**THINGS TO DO:**
1/ The financial report excerpt describes a policy for investing funds. List each kind of capital preservation instrument that this policy says it may include.
2/ According to the financial report excerpt, how much interest income was there for the three months ended March 31, 2025?
3/ Continue the financial report excerpt, starting after its final sentence.

++++ PAGE EXTRACT

General and administrative expenses were $10.0 million for the three months ended March 31, 2025 as compared to $12.0 million for the three months ended March 31, 2024, an overall decrease of $2.1 million, or 17.3%. The decrease in external costs and overhead of $2.2 million was primarily related to lower professional fees of $1.4 million primarily as a result of lower legal and accounting expenses and VAT recoveries of $0.5 million. The increase in employee expenses was primarily due to higher wages and benefits of $0.4 million, partially offset by lower recruitment costs of $0.1 million. The decrease in share-based compensation expense was primarily due to the timing of forfeitures of awards in connection with employee terminations.

Other Income (Expense)
Interest Income
Interest income includes interest received from banks on our cash balances. Our policy is to invest funds in a variety of capital preservation instruments, which may include all or a combination of cash and cash equivalents, short-term and long-term interest-bearing instruments, investment-grade securities, and direct or guaranteed obligations of the U.S. government.
Interest income was $2.1 million for the three months ended March 31, 2025 as compared to $2.9 million for the three months ended March 31, 2024, a decrease of $0.9 million, or 30.3%. The decrease was primarily due to lower yields received on our cash deposits and lower average cash balances.

++++++++
++++ DATA SUPPLIED

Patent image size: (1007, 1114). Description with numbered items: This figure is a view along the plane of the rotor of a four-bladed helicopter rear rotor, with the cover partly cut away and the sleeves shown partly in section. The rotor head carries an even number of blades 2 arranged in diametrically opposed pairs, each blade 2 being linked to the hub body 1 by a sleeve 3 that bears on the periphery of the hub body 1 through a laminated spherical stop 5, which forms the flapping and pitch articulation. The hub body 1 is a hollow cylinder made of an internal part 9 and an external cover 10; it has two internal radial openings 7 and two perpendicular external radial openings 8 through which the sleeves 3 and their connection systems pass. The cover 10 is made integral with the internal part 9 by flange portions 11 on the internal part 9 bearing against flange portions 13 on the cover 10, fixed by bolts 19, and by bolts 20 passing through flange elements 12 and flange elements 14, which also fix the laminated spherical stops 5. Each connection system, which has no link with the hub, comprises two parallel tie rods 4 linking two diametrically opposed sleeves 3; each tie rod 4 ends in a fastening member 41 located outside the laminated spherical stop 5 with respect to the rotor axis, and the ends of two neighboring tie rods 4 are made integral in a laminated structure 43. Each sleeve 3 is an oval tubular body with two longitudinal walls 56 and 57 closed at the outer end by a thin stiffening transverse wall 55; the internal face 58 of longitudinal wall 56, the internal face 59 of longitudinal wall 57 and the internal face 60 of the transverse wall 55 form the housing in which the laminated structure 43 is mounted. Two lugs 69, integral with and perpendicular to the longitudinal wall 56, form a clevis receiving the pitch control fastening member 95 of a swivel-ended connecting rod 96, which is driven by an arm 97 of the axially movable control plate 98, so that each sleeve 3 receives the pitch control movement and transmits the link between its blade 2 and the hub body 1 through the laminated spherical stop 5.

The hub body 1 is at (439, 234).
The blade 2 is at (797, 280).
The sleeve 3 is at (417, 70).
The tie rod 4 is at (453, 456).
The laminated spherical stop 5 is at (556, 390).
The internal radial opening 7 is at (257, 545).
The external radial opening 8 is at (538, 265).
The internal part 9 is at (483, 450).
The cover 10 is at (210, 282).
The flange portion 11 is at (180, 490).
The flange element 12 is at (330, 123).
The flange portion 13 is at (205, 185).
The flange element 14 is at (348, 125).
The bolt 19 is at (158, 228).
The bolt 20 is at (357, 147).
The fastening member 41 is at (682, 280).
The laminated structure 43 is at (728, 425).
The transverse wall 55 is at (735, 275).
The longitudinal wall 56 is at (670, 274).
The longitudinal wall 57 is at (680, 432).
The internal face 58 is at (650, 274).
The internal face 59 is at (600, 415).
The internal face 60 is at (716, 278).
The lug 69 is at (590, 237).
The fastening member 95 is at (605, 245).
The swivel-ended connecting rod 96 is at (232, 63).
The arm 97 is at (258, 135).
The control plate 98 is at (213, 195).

++++++++

**TASK RESULTS:**
1/
- Cash and cash equivalents
- Short-term and long-term interest-bearing instruments
- Investment-grade securities
- Direct or guaranteed obligations of the U.S. government

2/ $2.1 million.

3/
Interest Expense
Interest expense is primarily related to the accretion of our deferred royalty obligation with HCR and the senior secured term loan facility. Interest expense was $12.2 million for the three months ended March 31, 2025 as compared to $12.5 million for the three months ended March 31, 2024, a decrease of $0.3 million, or 2.1%. The overall decrease was related to lower interest on our senior secured term loan facility of $0.6 million as a result of a lower effective interest rate, partially offset by higher accretion of our deferred royalty obligation with HCR of $0.3 million.
Other, net
Other, net consists primarily of the change in the fair value losses of the Deerfield warrant obligation; and cumulative catch-up adjustments related to our deferred royalty obligation.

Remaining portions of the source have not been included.